---------- Data to process

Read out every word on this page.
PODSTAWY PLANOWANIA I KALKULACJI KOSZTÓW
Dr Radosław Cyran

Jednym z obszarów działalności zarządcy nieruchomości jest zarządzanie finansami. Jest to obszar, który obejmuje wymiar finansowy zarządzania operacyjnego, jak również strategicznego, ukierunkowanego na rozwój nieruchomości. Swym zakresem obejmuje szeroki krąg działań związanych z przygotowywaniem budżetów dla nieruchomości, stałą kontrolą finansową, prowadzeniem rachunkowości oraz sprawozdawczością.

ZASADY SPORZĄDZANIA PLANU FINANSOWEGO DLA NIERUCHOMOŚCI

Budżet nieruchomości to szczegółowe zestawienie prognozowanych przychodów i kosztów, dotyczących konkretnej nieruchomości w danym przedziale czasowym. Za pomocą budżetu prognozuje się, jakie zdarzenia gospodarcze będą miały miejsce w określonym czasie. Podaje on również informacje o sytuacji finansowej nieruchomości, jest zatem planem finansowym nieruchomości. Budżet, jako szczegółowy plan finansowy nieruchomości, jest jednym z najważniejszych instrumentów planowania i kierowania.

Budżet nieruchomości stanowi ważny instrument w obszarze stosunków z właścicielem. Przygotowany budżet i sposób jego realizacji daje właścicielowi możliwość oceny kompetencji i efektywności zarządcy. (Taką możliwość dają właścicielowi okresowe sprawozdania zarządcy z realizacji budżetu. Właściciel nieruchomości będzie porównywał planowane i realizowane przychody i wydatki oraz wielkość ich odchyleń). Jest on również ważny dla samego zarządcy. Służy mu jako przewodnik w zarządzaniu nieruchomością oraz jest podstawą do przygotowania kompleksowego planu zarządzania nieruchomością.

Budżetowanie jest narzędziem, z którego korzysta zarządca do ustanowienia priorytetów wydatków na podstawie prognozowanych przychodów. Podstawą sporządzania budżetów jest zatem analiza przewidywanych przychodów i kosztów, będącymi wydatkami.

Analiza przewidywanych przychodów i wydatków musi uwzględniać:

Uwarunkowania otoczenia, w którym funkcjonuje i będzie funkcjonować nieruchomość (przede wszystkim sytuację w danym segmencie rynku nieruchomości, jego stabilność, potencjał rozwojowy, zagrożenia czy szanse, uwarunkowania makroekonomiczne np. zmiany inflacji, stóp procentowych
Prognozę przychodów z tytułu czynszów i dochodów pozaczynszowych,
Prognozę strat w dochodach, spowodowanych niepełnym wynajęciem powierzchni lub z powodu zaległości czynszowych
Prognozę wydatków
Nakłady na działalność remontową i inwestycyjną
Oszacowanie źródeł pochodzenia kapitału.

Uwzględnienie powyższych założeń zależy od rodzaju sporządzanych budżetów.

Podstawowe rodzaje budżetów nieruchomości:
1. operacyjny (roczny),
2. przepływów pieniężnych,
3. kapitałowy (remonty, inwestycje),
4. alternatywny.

--------------------

• _Exercise brief_
In the entries above, identify every line with the string "Prognozę".

• _Exercise response_
Prognozę przychodów z tytułu czynszów i dochodów pozaczynszowych,
Prognozę strat w dochodach, spowodowanych niepełnym wynajęciem powierzchni lub z powodu zaległości czynszowych
Prognozę wydatków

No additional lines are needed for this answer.